Excerpt from a dataset
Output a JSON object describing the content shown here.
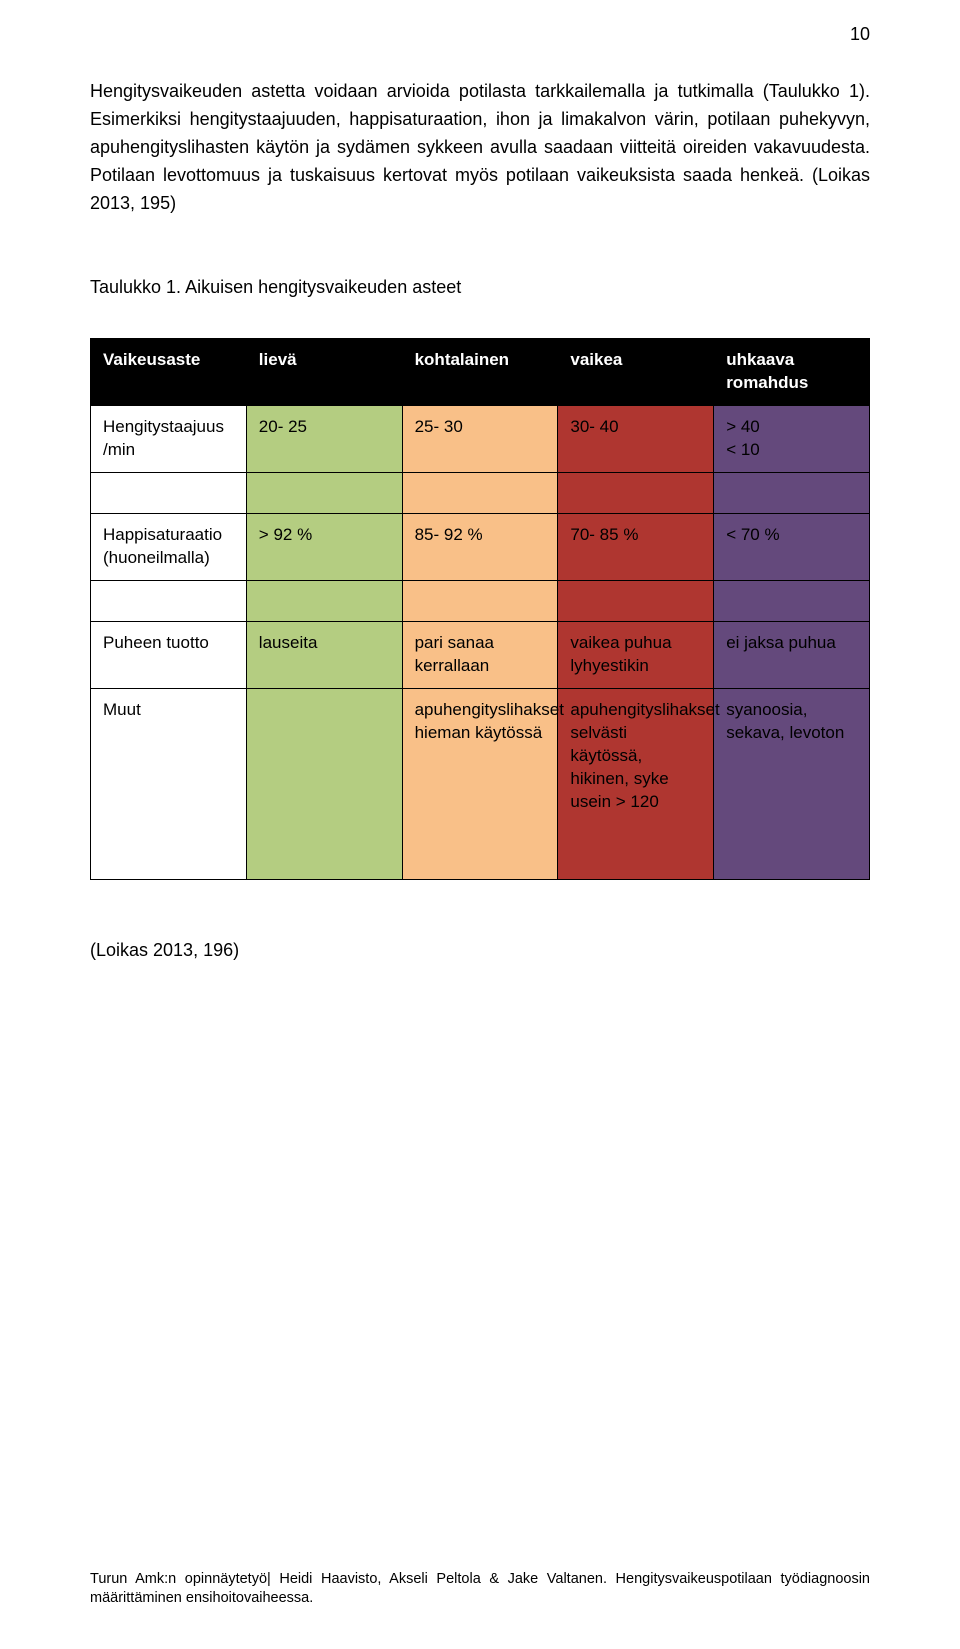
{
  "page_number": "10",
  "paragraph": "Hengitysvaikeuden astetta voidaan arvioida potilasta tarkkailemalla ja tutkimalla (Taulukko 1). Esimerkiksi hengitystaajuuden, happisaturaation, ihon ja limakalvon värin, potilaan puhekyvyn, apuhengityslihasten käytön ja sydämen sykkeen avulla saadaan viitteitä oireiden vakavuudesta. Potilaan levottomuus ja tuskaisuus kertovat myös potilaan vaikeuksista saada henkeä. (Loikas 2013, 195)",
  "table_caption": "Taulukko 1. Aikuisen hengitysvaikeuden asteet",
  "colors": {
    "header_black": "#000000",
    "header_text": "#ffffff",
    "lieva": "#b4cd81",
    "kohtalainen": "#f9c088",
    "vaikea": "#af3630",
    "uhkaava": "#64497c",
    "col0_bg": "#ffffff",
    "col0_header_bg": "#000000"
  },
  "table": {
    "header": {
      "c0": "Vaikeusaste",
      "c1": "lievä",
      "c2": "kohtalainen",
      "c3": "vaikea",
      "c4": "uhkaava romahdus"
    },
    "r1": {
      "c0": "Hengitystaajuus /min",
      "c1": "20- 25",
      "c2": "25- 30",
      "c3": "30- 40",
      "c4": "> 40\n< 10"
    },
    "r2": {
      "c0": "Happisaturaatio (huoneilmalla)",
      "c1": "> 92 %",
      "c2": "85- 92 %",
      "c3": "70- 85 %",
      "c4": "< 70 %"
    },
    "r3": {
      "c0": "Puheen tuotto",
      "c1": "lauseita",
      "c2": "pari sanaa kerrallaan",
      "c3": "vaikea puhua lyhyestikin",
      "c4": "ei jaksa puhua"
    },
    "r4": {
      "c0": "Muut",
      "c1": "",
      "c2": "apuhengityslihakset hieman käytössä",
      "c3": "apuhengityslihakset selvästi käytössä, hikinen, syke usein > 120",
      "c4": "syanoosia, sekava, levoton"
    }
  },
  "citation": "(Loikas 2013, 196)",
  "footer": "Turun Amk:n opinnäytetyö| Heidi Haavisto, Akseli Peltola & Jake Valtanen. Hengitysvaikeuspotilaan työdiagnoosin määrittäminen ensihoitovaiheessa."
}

» **EXERCISE**:
Go through the records and pull out each line that includes the word "Taulukko".

» **REPLY**:
  "paragraph": "Hengitysvaikeuden astetta voidaan arvioida potilasta tarkkailemalla ja tutkimalla (Taulukko 1). Esimerkiksi hengitystaajuuden, happisaturaation, ihon ja limakalvon värin, potilaan puhekyvyn, apuhengityslihasten käytön ja sydämen sykkeen avulla saadaan viitteitä oireiden vakavuudesta. Potilaan levottomuus ja tuskaisuus kertovat myös potilaan vaikeuksista saada henkeä. (Loikas 2013, 195)",
  "table_caption": "Taulukko 1. Aikuisen hengitysvaikeuden asteet",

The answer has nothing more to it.